- CONSIGNES
a) Citez le passage de l'extrait sur les règles à l'école qui va de « Rappelons, pour introduire » à « les données recueillies. ».
b) Répondez aux questions suivantes à partir de l'extrait sur les règles à l'école :
(i) Quel est l'intitulé du chapitre ?
(ii) Quel était le principal objectif de la recherche ?
(iii) Que vise le 3e objectif spécifique ?
c) Poursuivez l'extrait sur les règles à l'école après sa dernière phrase.

- SECTION DE TEXTE
========================

LA PRÉSENTATION DES DONNÉES ET LEUR ANALYSE

Rappelons, pour introduire ce chapitre, que le principal objectif de cette recherche était d’analyser les représentations que les élèves ont des règles à l’école. Plus spécifiquement, il s’agit de circonscrire les fonctions qu’ils leur attribuent (1er objectif spécifique) ; d’identifier les règles qui, à leurs yeux, sont valorisées par l’école pour réguler les rapports entre les membres de l’établissement scolaire (2ème objectif spécifique) et enfin, de discerner les conditions qui peuvent, selon eux, favoriser, le consentement aux règles à l’école (3ème objectif spécifique). Pour vérifier si ces objectifs ont été atteints, il convient de présenter et d’analyser les données recueillies.

========================

- DONNÉES
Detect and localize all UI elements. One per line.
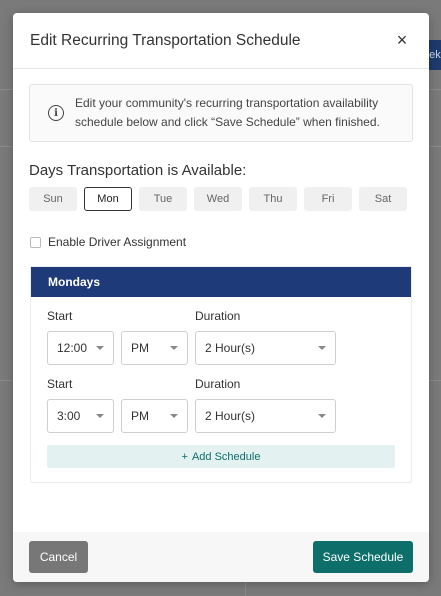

========================

- RÉPONSES PAR CONSIGNE
a)
Rappelons, pour introduire ce chapitre, que le principal objectif de cette recherche était d’analyser les représentations que les élèves ont des règles à l’école. Plus spécifiquement, il s’agit de circonscrire les fonctions qu’ils leur attribuent (1er objectif spécifique) ; d’identifier les règles qui, à leurs yeux, sont valorisées par l’école pour réguler les rapports entre les membres de l’établissement scolaire (2ème objectif spécifique) et enfin, de discerner les conditions qui peuvent, selon eux, favoriser, le consentement aux règles à l’école (3ème objectif spécifique). Pour vérifier si ces objectifs ont été atteints, il convient de présenter et d’analyser les données recueillies.

b)
(i) La présentation des données et leur analyse.
(ii) Analyser les représentations que les élèves ont des règles à l'école.
(iii) Discerner les conditions qui peuvent, selon les élèves, favoriser le consentement aux règles à l'école.

c)
Le présent chapitre expose tour à tour i) les catégories retenues et le choix du format de présentation ; ii) les données recueillies en entretiens individuels et l’analyse qui en est faite répondant par répondant (analyse verticale) ; iii) une analyse comparative de l’ensemble des entretiens (analyse horizontale) ; iv) les données recueillies en entretiens collectifs et v) leur analyse. Malgré la quantité de matériaux, il nous a paru utile de conserver dans le même chapitre ces différents éléments afin de ne pas perdre la consistance que fournissent le corpus et son analyse; d’ailleurs, il eut été difficile de traiter séparément ces composantes interreliées.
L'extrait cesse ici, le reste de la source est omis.